*Given records*.
--------------------------------
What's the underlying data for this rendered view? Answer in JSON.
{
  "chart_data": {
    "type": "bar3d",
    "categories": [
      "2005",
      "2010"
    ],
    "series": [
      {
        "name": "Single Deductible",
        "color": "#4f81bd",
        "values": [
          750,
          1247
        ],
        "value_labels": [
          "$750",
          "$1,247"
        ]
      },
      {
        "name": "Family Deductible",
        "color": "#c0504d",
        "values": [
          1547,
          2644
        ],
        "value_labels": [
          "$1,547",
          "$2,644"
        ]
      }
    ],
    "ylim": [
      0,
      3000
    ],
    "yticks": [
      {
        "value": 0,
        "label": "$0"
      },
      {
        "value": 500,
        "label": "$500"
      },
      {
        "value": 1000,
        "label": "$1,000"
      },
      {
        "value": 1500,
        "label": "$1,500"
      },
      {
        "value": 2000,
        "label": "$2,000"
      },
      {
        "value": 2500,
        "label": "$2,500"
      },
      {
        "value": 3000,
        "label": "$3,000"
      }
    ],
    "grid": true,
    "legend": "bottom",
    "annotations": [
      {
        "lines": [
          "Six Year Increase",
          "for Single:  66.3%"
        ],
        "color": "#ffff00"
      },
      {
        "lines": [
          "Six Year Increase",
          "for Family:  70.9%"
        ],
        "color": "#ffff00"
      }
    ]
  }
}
--------------------------------
*Exercise description*.
Sift the material for lines with the string "Single". Copy each one found.

*Task answer*.
        "name": "Single Deductible",
          "for Single:  66.3%"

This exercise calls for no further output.